[start MATERIAL FOR THIS TASK]

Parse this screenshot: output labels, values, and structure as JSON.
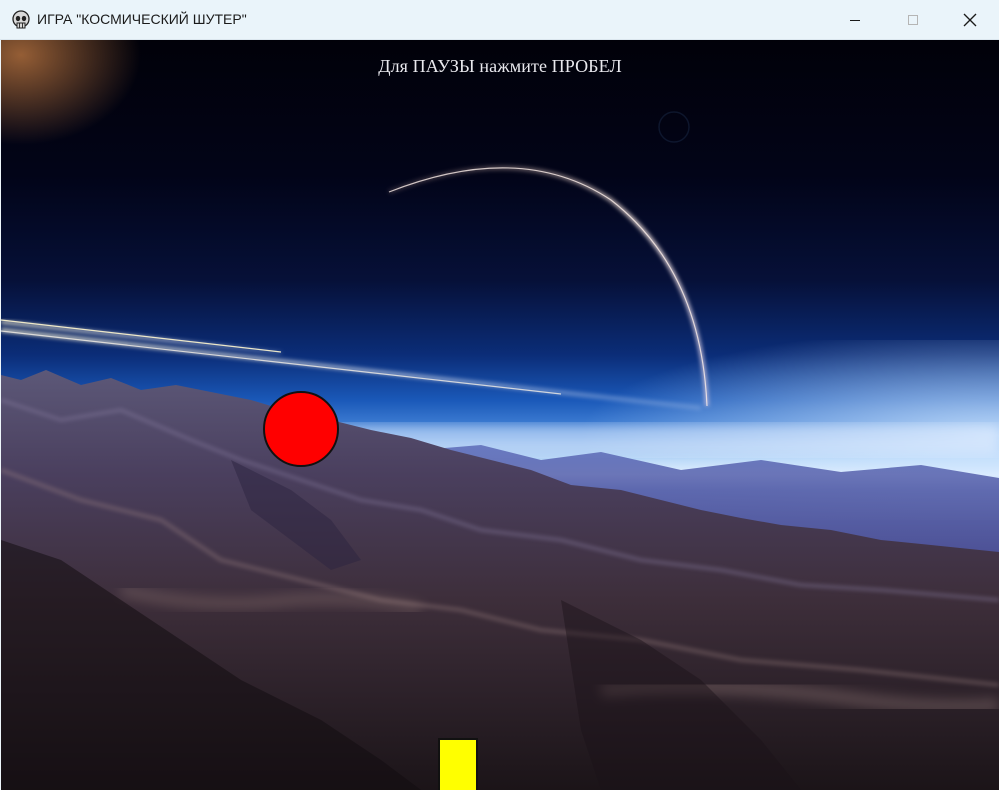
{
  "window": {
    "title": "ИГРА \"КОСМИЧЕСКИЙ ШУТЕР\"",
    "app_icon": "skull-icon",
    "controls": {
      "minimize_icon": "minimize-icon",
      "maximize_icon": "maximize-icon",
      "close_icon": "close-icon"
    }
  },
  "game": {
    "pause_hint": "Для ПАУЗЫ нажмите ПРОБЕЛ",
    "background": "space-planet-landscape",
    "enemy": {
      "shape": "circle",
      "color": "#ff0000"
    },
    "player": {
      "shape": "rectangle",
      "color": "#ffff00"
    }
  }
}
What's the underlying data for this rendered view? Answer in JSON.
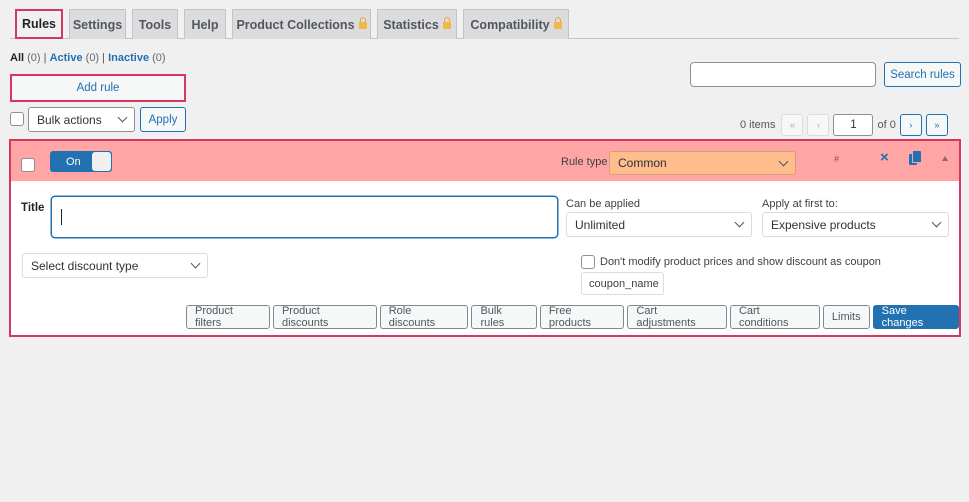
{
  "tabs": [
    {
      "label": "Rules",
      "active": true,
      "locked": false
    },
    {
      "label": "Settings",
      "active": false,
      "locked": false
    },
    {
      "label": "Tools",
      "active": false,
      "locked": false
    },
    {
      "label": "Help",
      "active": false,
      "locked": false
    },
    {
      "label": "Product Collections",
      "active": false,
      "locked": true
    },
    {
      "label": "Statistics",
      "active": false,
      "locked": true
    },
    {
      "label": "Compatibility",
      "active": false,
      "locked": true
    }
  ],
  "filters": {
    "all_label": "All",
    "all_count": "(0)",
    "active_label": "Active",
    "active_count": "(0)",
    "inactive_label": "Inactive",
    "inactive_count": "(0)",
    "separator": "|"
  },
  "add_rule_label": "Add rule",
  "bulk": {
    "selected": "Bulk actions",
    "apply_label": "Apply"
  },
  "search": {
    "value": "",
    "button_label": "Search rules"
  },
  "pagination": {
    "items_text": "0 items",
    "first": "«",
    "prev": "‹",
    "current_page": "1",
    "of_text": "of 0",
    "next": "›",
    "last": "»"
  },
  "rule": {
    "toggle_label": "On",
    "rule_type_label": "Rule type",
    "rule_type_value": "Common",
    "hash_text": "#",
    "close_icon": "×",
    "title_label": "Title",
    "title_value": "",
    "can_be_applied_label": "Can be applied",
    "can_be_applied_value": "Unlimited",
    "apply_first_label": "Apply at first to:",
    "apply_first_value": "Expensive products",
    "discount_type_value": "Select discount type",
    "coupon_checkbox_label": "Don't modify product prices and show discount as coupon",
    "coupon_placeholder": "coupon_name",
    "action_buttons": [
      "Product filters",
      "Product discounts",
      "Role discounts",
      "Bulk rules",
      "Free products",
      "Cart adjustments",
      "Cart conditions",
      "Limits"
    ],
    "save_label": "Save changes"
  },
  "colors": {
    "accent": "#2271b1",
    "highlight_border": "#d63864",
    "rule_header_bg": "#ffa5a5",
    "rule_type_bg": "#ffbc8c",
    "lock": "#f0b849"
  }
}
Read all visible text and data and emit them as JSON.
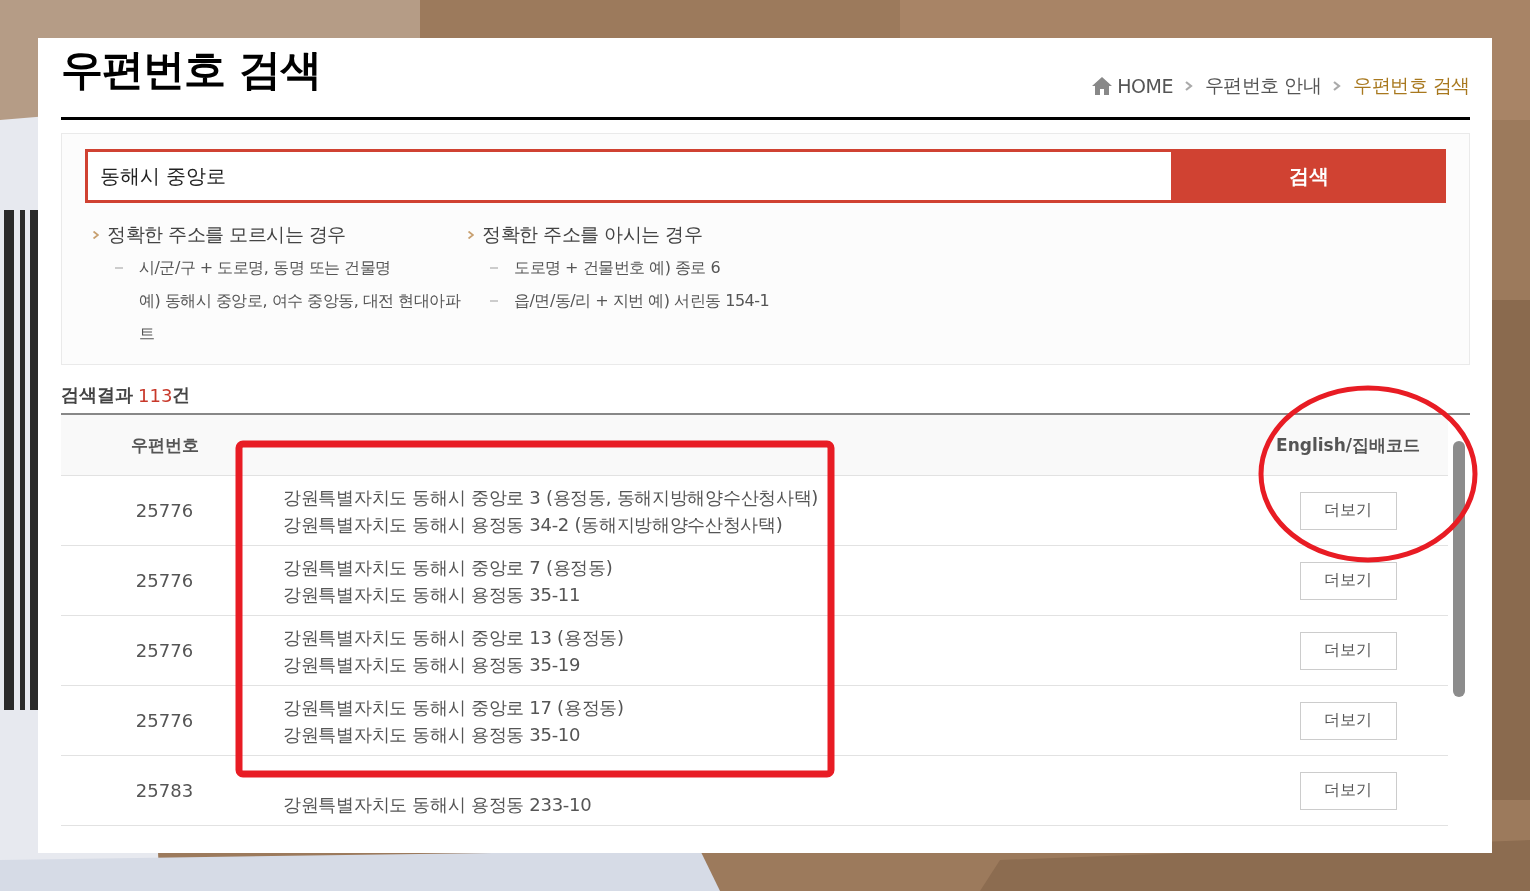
{
  "page": {
    "title": "우편번호 검색"
  },
  "breadcrumb": [
    {
      "label": "HOME",
      "kind": "home",
      "current": false
    },
    {
      "label": "우편번호 안내",
      "kind": "link",
      "current": false
    },
    {
      "label": "우편번호 검색",
      "kind": "link",
      "current": true
    }
  ],
  "search": {
    "value": "동해시 중앙로",
    "button": "검색"
  },
  "guides": [
    {
      "heading": "정확한 주소를 모르시는 경우",
      "items": [
        "시/군/구 + 도로명, 동명 또는 건물명\n예) 동해시 중앙로, 여수 중앙동, 대전 현대아파\n트"
      ]
    },
    {
      "heading": "정확한 주소를 아시는 경우",
      "items": [
        "도로명 + 건물번호 예) 종로 6",
        "읍/면/동/리 + 지번 예) 서린동 154-1"
      ]
    }
  ],
  "results": {
    "label": "검색결과",
    "count": "113",
    "suffix": "건"
  },
  "table": {
    "header": {
      "postal_code": "우편번호",
      "column_3": "English/집배코드"
    },
    "rows": [
      {
        "postal_code": "25776",
        "road_address": "강원특별자치도 동해시 중앙로 3 (용정동, 동해지방해양수산청사택)",
        "lot_address": "강원특별자치도 동해시 용정동 34-2 (동해지방해양수산청사택)",
        "button": "더보기"
      },
      {
        "postal_code": "25776",
        "road_address": "강원특별자치도 동해시 중앙로 7 (용정동)",
        "lot_address": "강원특별자치도 동해시 용정동 35-11",
        "button": "더보기"
      },
      {
        "postal_code": "25776",
        "road_address": "강원특별자치도 동해시 중앙로 13 (용정동)",
        "lot_address": "강원특별자치도 동해시 용정동 35-19",
        "button": "더보기"
      },
      {
        "postal_code": "25776",
        "road_address": "강원특별자치도 동해시 중앙로 17 (용정동)",
        "lot_address": "강원특별자치도 동해시 용정동 35-10",
        "button": "더보기"
      },
      {
        "postal_code": "25783",
        "lot_address": "강원특별자치도 동해시 용정동 233-10",
        "button": "더보기"
      }
    ]
  },
  "annotations": [
    {
      "kind": "rectangle"
    },
    {
      "kind": "ellipse"
    }
  ]
}
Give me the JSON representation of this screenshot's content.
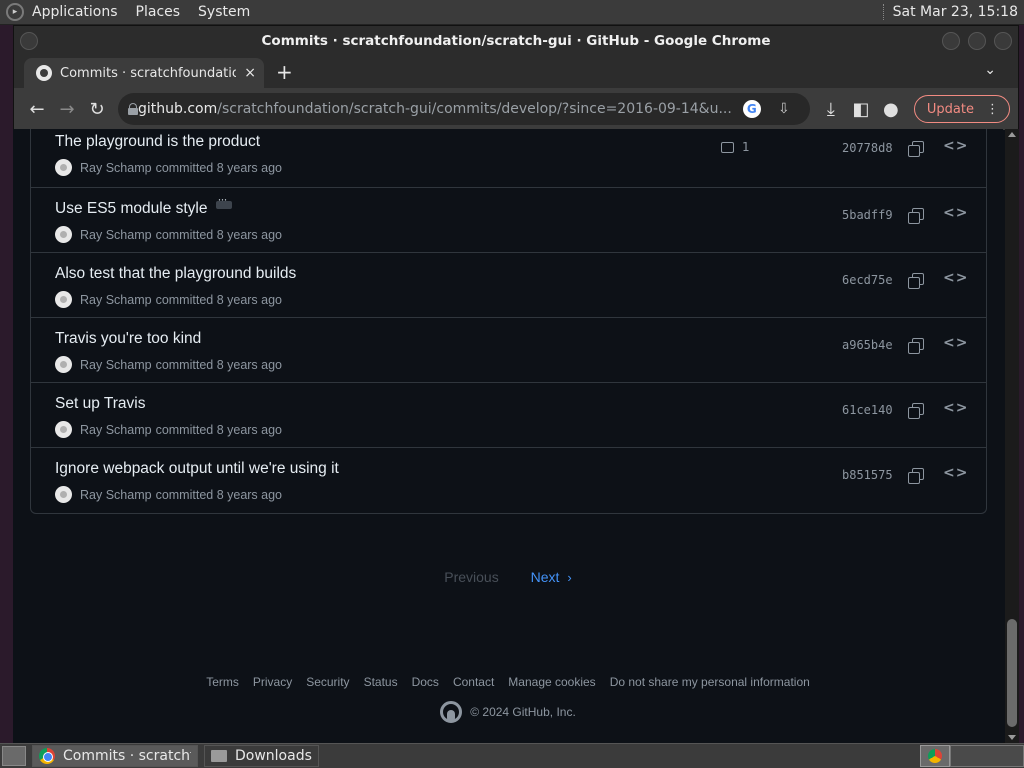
{
  "system_panel": {
    "menus": [
      "Applications",
      "Places",
      "System"
    ],
    "clock": "Sat Mar 23, 15:18"
  },
  "window": {
    "title": "Commits · scratchfoundation/scratch-gui · GitHub - Google Chrome"
  },
  "tab": {
    "title": "Commits · scratchfoundation/",
    "close_glyph": "×",
    "new_tab_glyph": "+"
  },
  "toolbar": {
    "url_host": "github.com",
    "url_path": "/scratchfoundation/scratch-gui/commits/develop/?since=2016-09-14&u...",
    "update_label": "Update"
  },
  "commits": [
    {
      "message": "The playground is the product",
      "author": "Ray Schamp",
      "meta": "committed 8 years ago",
      "comments": "1",
      "sha": "20778d8",
      "has_ellipsis": false
    },
    {
      "message": "Use ES5 module style",
      "author": "Ray Schamp",
      "meta": "committed 8 years ago",
      "comments": "",
      "sha": "5badff9",
      "has_ellipsis": true
    },
    {
      "message": "Also test that the playground builds",
      "author": "Ray Schamp",
      "meta": "committed 8 years ago",
      "comments": "",
      "sha": "6ecd75e",
      "has_ellipsis": false
    },
    {
      "message": "Travis you're too kind",
      "author": "Ray Schamp",
      "meta": "committed 8 years ago",
      "comments": "",
      "sha": "a965b4e",
      "has_ellipsis": false
    },
    {
      "message": "Set up Travis",
      "author": "Ray Schamp",
      "meta": "committed 8 years ago",
      "comments": "",
      "sha": "61ce140",
      "has_ellipsis": false
    },
    {
      "message": "Ignore webpack output until we're using it",
      "author": "Ray Schamp",
      "meta": "committed 8 years ago",
      "comments": "",
      "sha": "b851575",
      "has_ellipsis": false
    }
  ],
  "pagination": {
    "previous": "Previous",
    "next": "Next"
  },
  "footer": {
    "links": [
      "Terms",
      "Privacy",
      "Security",
      "Status",
      "Docs",
      "Contact",
      "Manage cookies",
      "Do not share my personal information"
    ],
    "copyright": "© 2024 GitHub, Inc."
  },
  "taskbar": {
    "tasks": [
      {
        "label": "Commits · scratchfo...",
        "icon": "chrome-icon",
        "active": true
      },
      {
        "label": "Downloads",
        "icon": "folder-icon",
        "active": false
      }
    ]
  },
  "colors": {
    "background": "#0d1117",
    "border": "#30363d",
    "text": "#e6edf3",
    "muted": "#8d96a0",
    "link": "#4493f8",
    "update_accent": "#f28b82"
  }
}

[end MATERIAL FOR THIS TASK]

INSTRUCTIONS FOR THE TASK ▸ Show every line in the records above that contains the word "data".

FINISHED ANSWER ▸
What's the underlying data for this rendered view? Answer in JSON.
Read all visible text and data and emit them as JSON.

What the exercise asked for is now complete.